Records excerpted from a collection
§

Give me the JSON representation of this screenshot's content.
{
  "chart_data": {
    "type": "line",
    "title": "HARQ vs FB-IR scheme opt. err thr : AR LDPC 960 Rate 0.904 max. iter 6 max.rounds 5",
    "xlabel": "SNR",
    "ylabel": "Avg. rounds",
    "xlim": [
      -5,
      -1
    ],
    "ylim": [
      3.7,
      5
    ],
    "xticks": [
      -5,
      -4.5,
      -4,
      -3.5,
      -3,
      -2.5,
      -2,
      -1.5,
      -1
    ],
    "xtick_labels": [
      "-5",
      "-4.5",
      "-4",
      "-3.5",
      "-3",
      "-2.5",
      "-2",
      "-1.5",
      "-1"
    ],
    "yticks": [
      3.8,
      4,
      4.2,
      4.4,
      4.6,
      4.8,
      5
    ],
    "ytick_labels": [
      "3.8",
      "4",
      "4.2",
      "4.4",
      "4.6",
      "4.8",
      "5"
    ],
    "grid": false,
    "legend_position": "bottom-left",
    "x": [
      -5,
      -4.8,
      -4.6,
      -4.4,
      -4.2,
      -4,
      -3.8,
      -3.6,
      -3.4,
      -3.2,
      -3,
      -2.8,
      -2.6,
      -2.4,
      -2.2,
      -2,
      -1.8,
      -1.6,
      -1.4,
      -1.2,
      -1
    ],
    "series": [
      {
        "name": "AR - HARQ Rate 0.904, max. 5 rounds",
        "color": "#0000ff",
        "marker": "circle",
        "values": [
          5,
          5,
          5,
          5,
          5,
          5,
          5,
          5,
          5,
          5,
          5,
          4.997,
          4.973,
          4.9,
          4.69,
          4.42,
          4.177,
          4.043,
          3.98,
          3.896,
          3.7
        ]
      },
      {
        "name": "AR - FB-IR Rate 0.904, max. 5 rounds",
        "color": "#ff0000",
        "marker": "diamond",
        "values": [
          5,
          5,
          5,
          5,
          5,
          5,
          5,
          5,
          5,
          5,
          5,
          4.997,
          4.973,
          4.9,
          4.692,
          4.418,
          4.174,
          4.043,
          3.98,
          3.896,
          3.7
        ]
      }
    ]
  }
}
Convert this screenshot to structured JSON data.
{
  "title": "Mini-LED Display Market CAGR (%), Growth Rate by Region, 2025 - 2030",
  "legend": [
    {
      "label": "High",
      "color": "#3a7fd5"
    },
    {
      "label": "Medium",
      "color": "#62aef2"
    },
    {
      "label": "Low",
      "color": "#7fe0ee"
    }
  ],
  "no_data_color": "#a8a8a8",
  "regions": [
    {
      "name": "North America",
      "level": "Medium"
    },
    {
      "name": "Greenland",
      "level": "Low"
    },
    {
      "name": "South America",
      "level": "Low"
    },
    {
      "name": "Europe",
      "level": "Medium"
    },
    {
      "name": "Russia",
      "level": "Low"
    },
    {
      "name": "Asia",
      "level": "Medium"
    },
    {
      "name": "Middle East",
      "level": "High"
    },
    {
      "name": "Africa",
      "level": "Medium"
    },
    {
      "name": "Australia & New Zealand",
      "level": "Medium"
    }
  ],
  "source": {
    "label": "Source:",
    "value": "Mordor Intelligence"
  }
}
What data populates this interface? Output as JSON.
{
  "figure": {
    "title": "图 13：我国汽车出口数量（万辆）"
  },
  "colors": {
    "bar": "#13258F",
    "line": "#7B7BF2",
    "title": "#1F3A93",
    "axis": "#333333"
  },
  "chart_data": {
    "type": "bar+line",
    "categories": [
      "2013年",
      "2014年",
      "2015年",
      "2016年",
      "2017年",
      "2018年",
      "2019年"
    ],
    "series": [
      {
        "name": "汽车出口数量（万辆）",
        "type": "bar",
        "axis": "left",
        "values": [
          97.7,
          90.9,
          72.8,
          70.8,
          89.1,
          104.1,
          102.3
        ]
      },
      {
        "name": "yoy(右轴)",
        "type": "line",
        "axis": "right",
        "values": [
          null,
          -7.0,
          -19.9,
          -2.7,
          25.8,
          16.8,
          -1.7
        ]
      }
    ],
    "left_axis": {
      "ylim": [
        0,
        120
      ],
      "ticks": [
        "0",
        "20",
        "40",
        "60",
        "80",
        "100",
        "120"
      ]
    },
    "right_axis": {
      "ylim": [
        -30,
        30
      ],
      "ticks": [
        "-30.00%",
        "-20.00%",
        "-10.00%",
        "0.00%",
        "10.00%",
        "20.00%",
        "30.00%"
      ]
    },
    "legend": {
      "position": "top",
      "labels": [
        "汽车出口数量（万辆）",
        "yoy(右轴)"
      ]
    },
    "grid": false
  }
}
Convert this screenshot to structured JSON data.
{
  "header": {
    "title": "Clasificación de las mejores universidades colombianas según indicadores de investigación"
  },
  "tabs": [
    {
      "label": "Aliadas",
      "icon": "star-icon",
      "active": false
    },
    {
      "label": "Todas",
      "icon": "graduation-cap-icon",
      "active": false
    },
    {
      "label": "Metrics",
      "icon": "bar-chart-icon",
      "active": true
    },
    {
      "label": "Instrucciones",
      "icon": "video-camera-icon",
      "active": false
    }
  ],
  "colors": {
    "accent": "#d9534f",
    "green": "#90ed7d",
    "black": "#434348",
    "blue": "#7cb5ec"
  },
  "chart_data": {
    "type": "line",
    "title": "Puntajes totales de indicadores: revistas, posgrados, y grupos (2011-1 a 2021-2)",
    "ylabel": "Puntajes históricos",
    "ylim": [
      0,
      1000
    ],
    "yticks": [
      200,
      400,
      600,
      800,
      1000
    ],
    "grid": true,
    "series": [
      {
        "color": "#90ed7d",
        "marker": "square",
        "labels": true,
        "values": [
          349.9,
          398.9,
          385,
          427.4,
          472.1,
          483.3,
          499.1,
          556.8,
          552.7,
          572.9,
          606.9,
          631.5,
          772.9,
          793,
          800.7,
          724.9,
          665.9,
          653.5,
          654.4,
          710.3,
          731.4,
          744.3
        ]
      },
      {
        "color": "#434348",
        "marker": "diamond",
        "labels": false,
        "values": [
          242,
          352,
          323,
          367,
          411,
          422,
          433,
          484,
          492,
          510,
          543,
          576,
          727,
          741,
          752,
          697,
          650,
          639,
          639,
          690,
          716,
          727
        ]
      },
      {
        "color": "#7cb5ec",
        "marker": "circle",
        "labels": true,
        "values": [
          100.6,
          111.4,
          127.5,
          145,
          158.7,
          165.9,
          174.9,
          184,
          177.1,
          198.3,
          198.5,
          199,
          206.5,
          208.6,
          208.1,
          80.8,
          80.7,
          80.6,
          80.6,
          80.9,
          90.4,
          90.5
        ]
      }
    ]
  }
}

§

TASK BRIEF — Every line above needs to be retyped exactly.

WORKED ANSWER —
Give me the JSON representation of this screenshot's content.
{
  "chart_data": {
    "type": "line",
    "title": "HARQ vs FB-IR scheme opt. err thr : AR LDPC 960 Rate 0.904 max. iter 6 max.rounds 5",
    "xlabel": "SNR",
    "ylabel": "Avg. rounds",
    "xlim": [
      -5,
      -1
    ],
    "ylim": [
      3.7,
      5
    ],
    "xticks": [
      -5,
      -4.5,
      -4,
      -3.5,
      -3,
      -2.5,
      -2,
      -1.5,
      -1
    ],
    "xtick_labels": [
      "-5",
      "-4.5",
      "-4",
      "-3.5",
      "-3",
      "-2.5",
      "-2",
      "-1.5",
      "-1"
    ],
    "yticks": [
      3.8,
      4,
      4.2,
      4.4,
      4.6,
      4.8,
      5
    ],
    "ytick_labels": [
      "3.8",
      "4",
      "4.2",
      "4.4",
      "4.6",
      "4.8",
      "5"
    ],
    "grid": false,
    "legend_position": "bottom-left",
    "x": [
      -5,
      -4.8,
      -4.6,
      -4.4,
      -4.2,
      -4,
      -3.8,
      -3.6,
      -3.4,
      -3.2,
      -3,
      -2.8,
      -2.6,
      -2.4,
      -2.2,
      -2,
      -1.8,
      -1.6,
      -1.4,
      -1.2,
      -1
    ],
    "series": [
      {
        "name": "AR - HARQ Rate 0.904, max. 5 rounds",
        "color": "#0000ff",
        "marker": "circle",
        "values": [
          5,
          5,
          5,
          5,
          5,
          5,
          5,
          5,
          5,
          5,
          5,
          4.997,
          4.973,
          4.9,
          4.69,
          4.42,
          4.177,
          4.043,
          3.98,
          3.896,
          3.7
        ]
      },
      {
        "name": "AR - FB-IR Rate 0.904, max. 5 rounds",
        "color": "#ff0000",
        "marker": "diamond",
        "values": [
          5,
          5,
          5,
          5,
          5,
          5,
          5,
          5,
          5,
          5,
          5,
          4.997,
          4.973,
          4.9,
          4.692,
          4.418,
          4.174,
          4.043,
          3.98,
          3.896,
          3.7
        ]
      }
    ]
  }
}
Convert this screenshot to structured JSON data.
{
  "title": "Mini-LED Display Market CAGR (%), Growth Rate by Region, 2025 - 2030",
  "legend": [
    {
      "label": "High",
      "color": "#3a7fd5"
    },
    {
      "label": "Medium",
      "color": "#62aef2"
    },
    {
      "label": "Low",
      "color": "#7fe0ee"
    }
  ],
  "no_data_color": "#a8a8a8",
  "regions": [
    {
      "name": "North America",
      "level": "Medium"
    },
    {
      "name": "Greenland",
      "level": "Low"
    },
    {
      "name": "South America",
      "level": "Low"
    },
    {
      "name": "Europe",
      "level": "Medium"
    },
    {
      "name": "Russia",
      "level": "Low"
    },
    {
      "name": "Asia",
      "level": "Medium"
    },
    {
      "name": "Middle East",
      "level": "High"
    },
    {
      "name": "Africa",
      "level": "Medium"
    },
    {
      "name": "Australia & New Zealand",
      "level": "Medium"
    }
  ],
  "source": {
    "label": "Source:",
    "value": "Mordor Intelligence"
  }
}
What data populates this interface? Output as JSON.
{
  "figure": {
    "title": "图 13：我国汽车出口数量（万辆）"
  },
  "colors": {
    "bar": "#13258F",
    "line": "#7B7BF2",
    "title": "#1F3A93",
    "axis": "#333333"
  },
  "chart_data": {
    "type": "bar+line",
    "categories": [
      "2013年",
      "2014年",
      "2015年",
      "2016年",
      "2017年",
      "2018年",
      "2019年"
    ],
    "series": [
      {
        "name": "汽车出口数量（万辆）",
        "type": "bar",
        "axis": "left",
        "values": [
          97.7,
          90.9,
          72.8,
          70.8,
          89.1,
          104.1,
          102.3
        ]
      },
      {
        "name": "yoy(右轴)",
        "type": "line",
        "axis": "right",
        "values": [
          null,
          -7.0,
          -19.9,
          -2.7,
          25.8,
          16.8,
          -1.7
        ]
      }
    ],
    "left_axis": {
      "ylim": [
        0,
        120
      ],
      "ticks": [
        "0",
        "20",
        "40",
        "60",
        "80",
        "100",
        "120"
      ]
    },
    "right_axis": {
      "ylim": [
        -30,
        30
      ],
      "ticks": [
        "-30.00%",
        "-20.00%",
        "-10.00%",
        "0.00%",
        "10.00%",
        "20.00%",
        "30.00%"
      ]
    },
    "legend": {
      "position": "top",
      "labels": [
        "汽车出口数量（万辆）",
        "yoy(右轴)"
      ]
    },
    "grid": false
  }
}
Convert this screenshot to structured JSON data.
{
  "header": {
    "title": "Clasificación de las mejores universidades colombianas según indicadores de investigación"
  },
  "tabs": [
    {
      "label": "Aliadas",
      "icon": "star-icon",
      "active": false
    },
    {
      "label": "Todas",
      "icon": "graduation-cap-icon",
      "active": false
    },
    {
      "label": "Metrics",
      "icon": "bar-chart-icon",
      "active": true
    },
    {
      "label": "Instrucciones",
      "icon": "video-camera-icon",
      "active": false
    }
  ],
  "colors": {
    "accent": "#d9534f",
    "green": "#90ed7d",
    "black": "#434348",
    "blue": "#7cb5ec"
  },
  "chart_data": {
    "type": "line",
    "title": "Puntajes totales de indicadores: revistas, posgrados, y grupos (2011-1 a 2021-2)",
    "ylabel": "Puntajes históricos",
    "ylim": [
      0,
      1000
    ],
    "yticks": [
      200,
      400,
      600,
      800,
      1000
    ],
    "grid": true,
    "series": [
      {
        "color": "#90ed7d",
        "marker": "square",
        "labels": true,
        "values": [
          349.9,
          398.9,
          385,
          427.4,
          472.1,
          483.3,
          499.1,
          556.8,
          552.7,
          572.9,
          606.9,
          631.5,
          772.9,
          793,
          800.7,
          724.9,
          665.9,
          653.5,
          654.4,
          710.3,
          731.4,
          744.3
        ]
      },
      {
        "color": "#434348",
        "marker": "diamond",
        "labels": false,
        "values": [
          242,
          352,
          323,
          367,
          411,
          422,
          433,
          484,
          492,
          510,
          543,
          576,
          727,
          741,
          752,
          697,
          650,
          639,
          639,
          690,
          716,
          727
        ]
      },
      {
        "color": "#7cb5ec",
        "marker": "circle",
        "labels": true,
        "values": [
          100.6,
          111.4,
          127.5,
          145,
          158.7,
          165.9,
          174.9,
          184,
          177.1,
          198.3,
          198.5,
          199,
          206.5,
          208.6,
          208.1,
          80.8,
          80.7,
          80.6,
          80.6,
          80.9,
          90.4,
          90.5
        ]
      }
    ]
  }
}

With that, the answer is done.